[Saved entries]
::::
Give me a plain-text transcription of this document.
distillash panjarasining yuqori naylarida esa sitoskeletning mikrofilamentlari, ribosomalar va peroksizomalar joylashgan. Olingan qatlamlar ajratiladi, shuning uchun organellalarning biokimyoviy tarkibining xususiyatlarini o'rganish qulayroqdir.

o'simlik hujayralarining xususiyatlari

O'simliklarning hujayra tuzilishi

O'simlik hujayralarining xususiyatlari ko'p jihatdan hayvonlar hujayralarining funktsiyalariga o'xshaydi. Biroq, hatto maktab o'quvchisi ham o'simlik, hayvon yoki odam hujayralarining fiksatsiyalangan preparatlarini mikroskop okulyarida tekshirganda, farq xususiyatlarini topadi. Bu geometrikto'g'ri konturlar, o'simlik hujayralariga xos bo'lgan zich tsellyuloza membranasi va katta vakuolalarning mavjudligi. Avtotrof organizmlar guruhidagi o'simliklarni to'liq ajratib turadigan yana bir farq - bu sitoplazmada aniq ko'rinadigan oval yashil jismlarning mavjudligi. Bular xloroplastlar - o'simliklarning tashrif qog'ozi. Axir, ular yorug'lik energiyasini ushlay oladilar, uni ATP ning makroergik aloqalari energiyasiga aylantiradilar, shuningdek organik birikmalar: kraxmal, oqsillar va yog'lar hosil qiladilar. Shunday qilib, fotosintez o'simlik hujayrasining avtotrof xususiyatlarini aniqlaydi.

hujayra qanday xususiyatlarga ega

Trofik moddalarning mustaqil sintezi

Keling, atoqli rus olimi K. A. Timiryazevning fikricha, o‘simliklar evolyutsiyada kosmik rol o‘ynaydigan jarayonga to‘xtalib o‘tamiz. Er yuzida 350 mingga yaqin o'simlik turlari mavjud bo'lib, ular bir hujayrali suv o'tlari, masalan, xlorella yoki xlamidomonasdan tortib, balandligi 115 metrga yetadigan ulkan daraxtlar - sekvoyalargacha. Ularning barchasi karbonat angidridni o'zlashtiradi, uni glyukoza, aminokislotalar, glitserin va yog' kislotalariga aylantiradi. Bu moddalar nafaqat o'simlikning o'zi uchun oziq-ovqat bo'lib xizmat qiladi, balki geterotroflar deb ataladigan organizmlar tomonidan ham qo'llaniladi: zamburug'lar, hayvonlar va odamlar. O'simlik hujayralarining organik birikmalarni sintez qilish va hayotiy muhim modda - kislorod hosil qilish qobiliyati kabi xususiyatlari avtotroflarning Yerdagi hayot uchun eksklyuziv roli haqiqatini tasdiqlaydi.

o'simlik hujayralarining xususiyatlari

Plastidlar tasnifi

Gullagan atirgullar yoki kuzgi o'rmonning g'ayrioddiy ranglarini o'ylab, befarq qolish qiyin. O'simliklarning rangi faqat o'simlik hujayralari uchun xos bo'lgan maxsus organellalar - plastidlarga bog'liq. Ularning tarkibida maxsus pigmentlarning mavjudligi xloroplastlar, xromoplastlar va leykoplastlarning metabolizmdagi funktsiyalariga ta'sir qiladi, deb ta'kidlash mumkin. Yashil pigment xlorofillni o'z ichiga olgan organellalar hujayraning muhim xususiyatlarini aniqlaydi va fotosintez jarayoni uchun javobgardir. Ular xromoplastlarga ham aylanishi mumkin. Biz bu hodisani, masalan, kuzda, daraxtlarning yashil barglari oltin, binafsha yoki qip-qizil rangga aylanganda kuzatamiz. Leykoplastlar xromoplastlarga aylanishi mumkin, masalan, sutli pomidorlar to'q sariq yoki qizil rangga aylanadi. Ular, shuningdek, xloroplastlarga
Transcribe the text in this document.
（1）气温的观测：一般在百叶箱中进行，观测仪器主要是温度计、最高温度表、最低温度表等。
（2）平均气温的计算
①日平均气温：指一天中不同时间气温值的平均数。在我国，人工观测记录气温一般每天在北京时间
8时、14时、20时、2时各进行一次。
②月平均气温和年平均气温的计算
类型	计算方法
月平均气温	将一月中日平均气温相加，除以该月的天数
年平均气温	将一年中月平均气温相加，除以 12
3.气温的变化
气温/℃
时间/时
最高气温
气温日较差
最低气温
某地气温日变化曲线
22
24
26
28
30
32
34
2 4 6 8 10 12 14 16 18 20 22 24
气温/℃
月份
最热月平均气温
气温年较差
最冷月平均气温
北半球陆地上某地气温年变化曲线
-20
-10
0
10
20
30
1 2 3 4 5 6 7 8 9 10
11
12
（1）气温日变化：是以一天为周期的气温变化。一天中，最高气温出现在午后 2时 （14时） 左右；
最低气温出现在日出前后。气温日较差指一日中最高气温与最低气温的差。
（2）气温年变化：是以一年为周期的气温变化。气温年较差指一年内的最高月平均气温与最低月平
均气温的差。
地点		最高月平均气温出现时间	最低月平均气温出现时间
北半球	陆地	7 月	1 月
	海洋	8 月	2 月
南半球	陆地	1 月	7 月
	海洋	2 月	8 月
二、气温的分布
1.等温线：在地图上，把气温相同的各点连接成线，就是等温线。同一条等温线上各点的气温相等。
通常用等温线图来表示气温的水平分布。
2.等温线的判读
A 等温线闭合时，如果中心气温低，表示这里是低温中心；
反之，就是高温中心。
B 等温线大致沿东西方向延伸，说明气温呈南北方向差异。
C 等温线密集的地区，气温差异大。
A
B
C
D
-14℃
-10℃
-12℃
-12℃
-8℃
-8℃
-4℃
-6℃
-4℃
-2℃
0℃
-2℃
::::
Keep only those lines of the records that hold "masalan", and return them.

Exercise response:
Keling, atoqli rus olimi K. A. Timiryazevning fikricha, o‘simliklar evolyutsiyada kosmik rol o‘ynaydigan jarayonga to‘xtalib o‘tamiz. Er yuzida 350 mingga yaqin o'simlik turlari mavjud bo'lib, ular bir hujayrali suv o'tlari, masalan, xlorella yoki xlamidomonasdan tortib, balandligi 115 metrga yetadigan ulkan daraxtlar - sekvoyalargacha. Ularning barchasi karbonat angidridni o'zlashtiradi, uni glyukoza, aminokislotalar, glitserin va yog' kislotalariga aylantiradi. Bu moddalar nafaqat o'simlikning o'zi uchun oziq-ovqat bo'lib xizmat qiladi, balki geterotroflar deb ataladigan organizmlar tomonidan ham qo'llaniladi: zamburug'lar, hayvonlar va odamlar. O'simlik hujayralarining organik birikmalarni sintez qilish va hayotiy muhim modda - kislorod hosil qilish qobiliyati kabi xususiyatlari avtotroflarning Yerdagi hayot uchun eksklyuziv roli haqiqatini tasdiqlaydi.
Gullagan atirgullar yoki kuzgi o'rmonning g'ayrioddiy ranglarini o'ylab, befarq qolish qiyin. O'simliklarning rangi faqat o'simlik hujayralari uchun xos bo'lgan maxsus organellalar - plastidlarga bog'liq. Ularning tarkibida maxsus pigmentlarning mavjudligi xloroplastlar, xromoplastlar va leykoplastlarning metabolizmdagi funktsiyalariga ta'sir qiladi, deb ta'kidlash mumkin. Yashil pigment xlorofillni o'z ichiga olgan organellalar hujayraning muhim xususiyatlarini aniqlaydi va fotosintez jarayoni uchun javobgardir. Ular xromoplastlarga ham aylanishi mumkin. Biz bu hodisani, masalan, kuzda, daraxtlarning yashil barglari oltin, binafsha yoki qip-qizil rangga aylanganda kuzatamiz. Leykoplastlar xromoplastlarga aylanishi mumkin, masalan, sutli pomidorlar to'q sariq yoki qizil rangga aylanadi. Ular, shuningdek, xloroplastlarga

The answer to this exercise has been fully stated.